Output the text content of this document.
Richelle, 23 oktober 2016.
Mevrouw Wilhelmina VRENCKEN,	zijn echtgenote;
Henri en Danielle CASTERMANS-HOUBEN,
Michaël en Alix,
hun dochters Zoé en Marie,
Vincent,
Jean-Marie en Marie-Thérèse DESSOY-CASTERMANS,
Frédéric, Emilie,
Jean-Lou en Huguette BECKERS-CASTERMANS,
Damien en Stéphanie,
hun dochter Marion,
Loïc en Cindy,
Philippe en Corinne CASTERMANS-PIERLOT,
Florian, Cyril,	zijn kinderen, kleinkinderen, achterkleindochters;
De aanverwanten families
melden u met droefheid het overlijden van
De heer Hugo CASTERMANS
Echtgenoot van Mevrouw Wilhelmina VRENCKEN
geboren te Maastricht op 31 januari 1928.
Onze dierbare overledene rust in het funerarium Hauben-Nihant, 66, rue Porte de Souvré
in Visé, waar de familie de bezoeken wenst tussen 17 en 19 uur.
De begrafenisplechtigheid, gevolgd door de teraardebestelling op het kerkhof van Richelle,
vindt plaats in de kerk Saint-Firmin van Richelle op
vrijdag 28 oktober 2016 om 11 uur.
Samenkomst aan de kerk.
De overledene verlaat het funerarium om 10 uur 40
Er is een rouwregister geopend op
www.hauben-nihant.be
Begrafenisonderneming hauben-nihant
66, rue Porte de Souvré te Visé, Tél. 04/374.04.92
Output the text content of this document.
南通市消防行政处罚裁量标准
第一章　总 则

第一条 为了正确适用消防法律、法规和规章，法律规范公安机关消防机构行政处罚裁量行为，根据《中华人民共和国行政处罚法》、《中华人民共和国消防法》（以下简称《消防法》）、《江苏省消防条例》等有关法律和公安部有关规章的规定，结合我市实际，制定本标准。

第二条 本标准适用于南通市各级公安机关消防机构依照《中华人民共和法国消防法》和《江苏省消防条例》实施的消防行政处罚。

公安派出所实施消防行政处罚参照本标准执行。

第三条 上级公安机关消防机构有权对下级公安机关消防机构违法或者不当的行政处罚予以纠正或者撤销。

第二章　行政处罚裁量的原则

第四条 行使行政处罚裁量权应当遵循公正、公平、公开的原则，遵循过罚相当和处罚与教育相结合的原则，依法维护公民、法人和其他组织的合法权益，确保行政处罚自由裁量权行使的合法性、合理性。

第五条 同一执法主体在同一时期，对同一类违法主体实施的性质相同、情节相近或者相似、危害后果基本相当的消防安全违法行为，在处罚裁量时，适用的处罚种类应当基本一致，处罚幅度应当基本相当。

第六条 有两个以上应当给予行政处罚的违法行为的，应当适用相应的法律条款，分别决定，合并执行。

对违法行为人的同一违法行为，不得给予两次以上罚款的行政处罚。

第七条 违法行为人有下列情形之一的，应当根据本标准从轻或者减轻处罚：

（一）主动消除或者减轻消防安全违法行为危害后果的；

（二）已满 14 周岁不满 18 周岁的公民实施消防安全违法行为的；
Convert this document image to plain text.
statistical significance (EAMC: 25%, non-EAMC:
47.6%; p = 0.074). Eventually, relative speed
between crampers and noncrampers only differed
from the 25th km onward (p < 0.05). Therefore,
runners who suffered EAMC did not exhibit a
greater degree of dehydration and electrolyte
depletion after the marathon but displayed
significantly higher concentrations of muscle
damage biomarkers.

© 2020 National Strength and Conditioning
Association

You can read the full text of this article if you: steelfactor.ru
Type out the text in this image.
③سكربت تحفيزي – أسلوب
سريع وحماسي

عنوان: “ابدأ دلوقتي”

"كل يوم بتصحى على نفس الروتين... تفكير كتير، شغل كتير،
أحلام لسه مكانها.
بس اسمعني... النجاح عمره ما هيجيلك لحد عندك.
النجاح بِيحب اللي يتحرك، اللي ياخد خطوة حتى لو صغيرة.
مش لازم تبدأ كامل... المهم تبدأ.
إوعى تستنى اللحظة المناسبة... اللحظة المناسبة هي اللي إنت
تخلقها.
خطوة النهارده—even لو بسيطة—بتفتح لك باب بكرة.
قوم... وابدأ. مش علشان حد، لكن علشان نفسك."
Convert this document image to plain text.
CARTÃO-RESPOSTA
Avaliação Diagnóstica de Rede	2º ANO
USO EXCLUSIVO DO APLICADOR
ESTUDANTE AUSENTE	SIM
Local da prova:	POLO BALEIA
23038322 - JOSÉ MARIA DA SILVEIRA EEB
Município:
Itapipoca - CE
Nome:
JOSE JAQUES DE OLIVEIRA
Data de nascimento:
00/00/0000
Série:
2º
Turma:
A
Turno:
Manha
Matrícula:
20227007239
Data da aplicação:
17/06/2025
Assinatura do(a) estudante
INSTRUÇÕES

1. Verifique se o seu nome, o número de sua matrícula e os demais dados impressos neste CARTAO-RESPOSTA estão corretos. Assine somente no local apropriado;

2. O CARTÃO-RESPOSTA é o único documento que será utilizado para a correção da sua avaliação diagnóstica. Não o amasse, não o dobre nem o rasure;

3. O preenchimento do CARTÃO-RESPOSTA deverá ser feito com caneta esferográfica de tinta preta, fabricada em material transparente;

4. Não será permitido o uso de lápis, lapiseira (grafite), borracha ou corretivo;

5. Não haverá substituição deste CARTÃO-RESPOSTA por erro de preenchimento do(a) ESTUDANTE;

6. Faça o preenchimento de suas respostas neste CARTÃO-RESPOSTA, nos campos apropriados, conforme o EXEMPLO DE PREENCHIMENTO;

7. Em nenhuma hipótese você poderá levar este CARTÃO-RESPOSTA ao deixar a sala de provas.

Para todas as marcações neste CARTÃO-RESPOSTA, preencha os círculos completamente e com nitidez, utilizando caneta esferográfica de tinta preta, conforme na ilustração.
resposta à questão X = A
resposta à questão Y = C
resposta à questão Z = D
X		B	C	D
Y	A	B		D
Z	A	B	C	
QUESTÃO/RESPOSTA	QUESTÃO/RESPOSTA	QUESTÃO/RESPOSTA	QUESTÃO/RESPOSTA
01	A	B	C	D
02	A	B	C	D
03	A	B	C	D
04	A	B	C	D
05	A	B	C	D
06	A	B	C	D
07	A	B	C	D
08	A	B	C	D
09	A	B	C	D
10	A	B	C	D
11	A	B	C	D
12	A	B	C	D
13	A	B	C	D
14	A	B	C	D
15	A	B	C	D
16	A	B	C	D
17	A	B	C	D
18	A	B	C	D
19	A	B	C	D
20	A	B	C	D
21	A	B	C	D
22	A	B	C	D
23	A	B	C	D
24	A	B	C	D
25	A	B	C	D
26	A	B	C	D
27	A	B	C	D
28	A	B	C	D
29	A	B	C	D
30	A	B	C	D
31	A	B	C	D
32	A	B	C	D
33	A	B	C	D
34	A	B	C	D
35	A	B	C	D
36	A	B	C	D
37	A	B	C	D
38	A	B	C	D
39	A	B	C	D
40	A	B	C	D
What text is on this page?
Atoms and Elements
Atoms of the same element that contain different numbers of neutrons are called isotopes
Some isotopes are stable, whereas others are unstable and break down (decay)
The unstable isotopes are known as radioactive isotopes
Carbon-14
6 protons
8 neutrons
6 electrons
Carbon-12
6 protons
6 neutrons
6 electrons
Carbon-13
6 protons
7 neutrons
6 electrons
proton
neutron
━━━━━━━━━━━━━━━━
Set problem:
Above are the records; copy all of them exactly.

Output below:
Output the text content of this document.
Richelle, 23 oktober 2016.
Mevrouw Wilhelmina VRENCKEN,	zijn echtgenote;
Henri en Danielle CASTERMANS-HOUBEN,
Michaël en Alix,
hun dochters Zoé en Marie,
Vincent,
Jean-Marie en Marie-Thérèse DESSOY-CASTERMANS,
Frédéric, Emilie,
Jean-Lou en Huguette BECKERS-CASTERMANS,
Damien en Stéphanie,
hun dochter Marion,
Loïc en Cindy,
Philippe en Corinne CASTERMANS-PIERLOT,
Florian, Cyril,	zijn kinderen, kleinkinderen, achterkleindochters;
De aanverwanten families
melden u met droefheid het overlijden van
De heer Hugo CASTERMANS
Echtgenoot van Mevrouw Wilhelmina VRENCKEN
geboren te Maastricht op 31 januari 1928.
Onze dierbare overledene rust in het funerarium Hauben-Nihant, 66, rue Porte de Souvré
in Visé, waar de familie de bezoeken wenst tussen 17 en 19 uur.
De begrafenisplechtigheid, gevolgd door de teraardebestelling op het kerkhof van Richelle,
vindt plaats in de kerk Saint-Firmin van Richelle op
vrijdag 28 oktober 2016 om 11 uur.
Samenkomst aan de kerk.
De overledene verlaat het funerarium om 10 uur 40
Er is een rouwregister geopend op
www.hauben-nihant.be
Begrafenisonderneming hauben-nihant
66, rue Porte de Souvré te Visé, Tél. 04/374.04.92
Output the text content of this document.
南通市消防行政处罚裁量标准
第一章　总 则

第一条 为了正确适用消防法律、法规和规章，法律规范公安机关消防机构行政处罚裁量行为，根据《中华人民共和国行政处罚法》、《中华人民共和国消防法》（以下简称《消防法》）、《江苏省消防条例》等有关法律和公安部有关规章的规定，结合我市实际，制定本标准。

第二条 本标准适用于南通市各级公安机关消防机构依照《中华人民共和法国消防法》和《江苏省消防条例》实施的消防行政处罚。

公安派出所实施消防行政处罚参照本标准执行。

第三条 上级公安机关消防机构有权对下级公安机关消防机构违法或者不当的行政处罚予以纠正或者撤销。

第二章　行政处罚裁量的原则

第四条 行使行政处罚裁量权应当遵循公正、公平、公开的原则，遵循过罚相当和处罚与教育相结合的原则，依法维护公民、法人和其他组织的合法权益，确保行政处罚自由裁量权行使的合法性、合理性。

第五条 同一执法主体在同一时期，对同一类违法主体实施的性质相同、情节相近或者相似、危害后果基本相当的消防安全违法行为，在处罚裁量时，适用的处罚种类应当基本一致，处罚幅度应当基本相当。

第六条 有两个以上应当给予行政处罚的违法行为的，应当适用相应的法律条款，分别决定，合并执行。

对违法行为人的同一违法行为，不得给予两次以上罚款的行政处罚。

第七条 违法行为人有下列情形之一的，应当根据本标准从轻或者减轻处罚：

（一）主动消除或者减轻消防安全违法行为危害后果的；

（二）已满 14 周岁不满 18 周岁的公民实施消防安全违法行为的；
Convert this document image to plain text.
statistical significance (EAMC: 25%, non-EAMC:
47.6%; p = 0.074). Eventually, relative speed
between crampers and noncrampers only differed
from the 25th km onward (p < 0.05). Therefore,
runners who suffered EAMC did not exhibit a
greater degree of dehydration and electrolyte
depletion after the marathon but displayed
significantly higher concentrations of muscle
damage biomarkers.

© 2020 National Strength and Conditioning
Association

You can read the full text of this article if you: steelfactor.ru
Type out the text in this image.
③سكربت تحفيزي – أسلوب
سريع وحماسي

عنوان: “ابدأ دلوقتي”

"كل يوم بتصحى على نفس الروتين... تفكير كتير، شغل كتير،
أحلام لسه مكانها.
بس اسمعني... النجاح عمره ما هيجيلك لحد عندك.
النجاح بِيحب اللي يتحرك، اللي ياخد خطوة حتى لو صغيرة.
مش لازم تبدأ كامل... المهم تبدأ.
إوعى تستنى اللحظة المناسبة... اللحظة المناسبة هي اللي إنت
تخلقها.
خطوة النهارده—even لو بسيطة—بتفتح لك باب بكرة.
قوم... وابدأ. مش علشان حد، لكن علشان نفسك."
Convert this document image to plain text.
CARTÃO-RESPOSTA
Avaliação Diagnóstica de Rede	2º ANO
USO EXCLUSIVO DO APLICADOR
ESTUDANTE AUSENTE	SIM
Local da prova:	POLO BALEIA
23038322 - JOSÉ MARIA DA SILVEIRA EEB
Município:
Itapipoca - CE
Nome:
JOSE JAQUES DE OLIVEIRA
Data de nascimento:
00/00/0000
Série:
2º
Turma:
A
Turno:
Manha
Matrícula:
20227007239
Data da aplicação:
17/06/2025
Assinatura do(a) estudante
INSTRUÇÕES

1. Verifique se o seu nome, o número de sua matrícula e os demais dados impressos neste CARTAO-RESPOSTA estão corretos. Assine somente no local apropriado;

2. O CARTÃO-RESPOSTA é o único documento que será utilizado para a correção da sua avaliação diagnóstica. Não o amasse, não o dobre nem o rasure;

3. O preenchimento do CARTÃO-RESPOSTA deverá ser feito com caneta esferográfica de tinta preta, fabricada em material transparente;

4. Não será permitido o uso de lápis, lapiseira (grafite), borracha ou corretivo;

5. Não haverá substituição deste CARTÃO-RESPOSTA por erro de preenchimento do(a) ESTUDANTE;

6. Faça o preenchimento de suas respostas neste CARTÃO-RESPOSTA, nos campos apropriados, conforme o EXEMPLO DE PREENCHIMENTO;

7. Em nenhuma hipótese você poderá levar este CARTÃO-RESPOSTA ao deixar a sala de provas.

Para todas as marcações neste CARTÃO-RESPOSTA, preencha os círculos completamente e com nitidez, utilizando caneta esferográfica de tinta preta, conforme na ilustração.
resposta à questão X = A
resposta à questão Y = C
resposta à questão Z = D
X		B	C	D
Y	A	B		D
Z	A	B	C	
QUESTÃO/RESPOSTA	QUESTÃO/RESPOSTA	QUESTÃO/RESPOSTA	QUESTÃO/RESPOSTA
01	A	B	C	D
02	A	B	C	D
03	A	B	C	D
04	A	B	C	D
05	A	B	C	D
06	A	B	C	D
07	A	B	C	D
08	A	B	C	D
09	A	B	C	D
10	A	B	C	D
11	A	B	C	D
12	A	B	C	D
13	A	B	C	D
14	A	B	C	D
15	A	B	C	D
16	A	B	C	D
17	A	B	C	D
18	A	B	C	D
19	A	B	C	D
20	A	B	C	D
21	A	B	C	D
22	A	B	C	D
23	A	B	C	D
24	A	B	C	D
25	A	B	C	D
26	A	B	C	D
27	A	B	C	D
28	A	B	C	D
29	A	B	C	D
30	A	B	C	D
31	A	B	C	D
32	A	B	C	D
33	A	B	C	D
34	A	B	C	D
35	A	B	C	D
36	A	B	C	D
37	A	B	C	D
38	A	B	C	D
39	A	B	C	D
40	A	B	C	D
What text is on this page?
Atoms and Elements
Atoms of the same element that contain different numbers of neutrons are called isotopes
Some isotopes are stable, whereas others are unstable and break down (decay)
The unstable isotopes are known as radioactive isotopes
Carbon-14
6 protons
8 neutrons
6 electrons
Carbon-12
6 protons
6 neutrons
6 electrons
Carbon-13
6 protons
7 neutrons
6 electrons
proton
neutron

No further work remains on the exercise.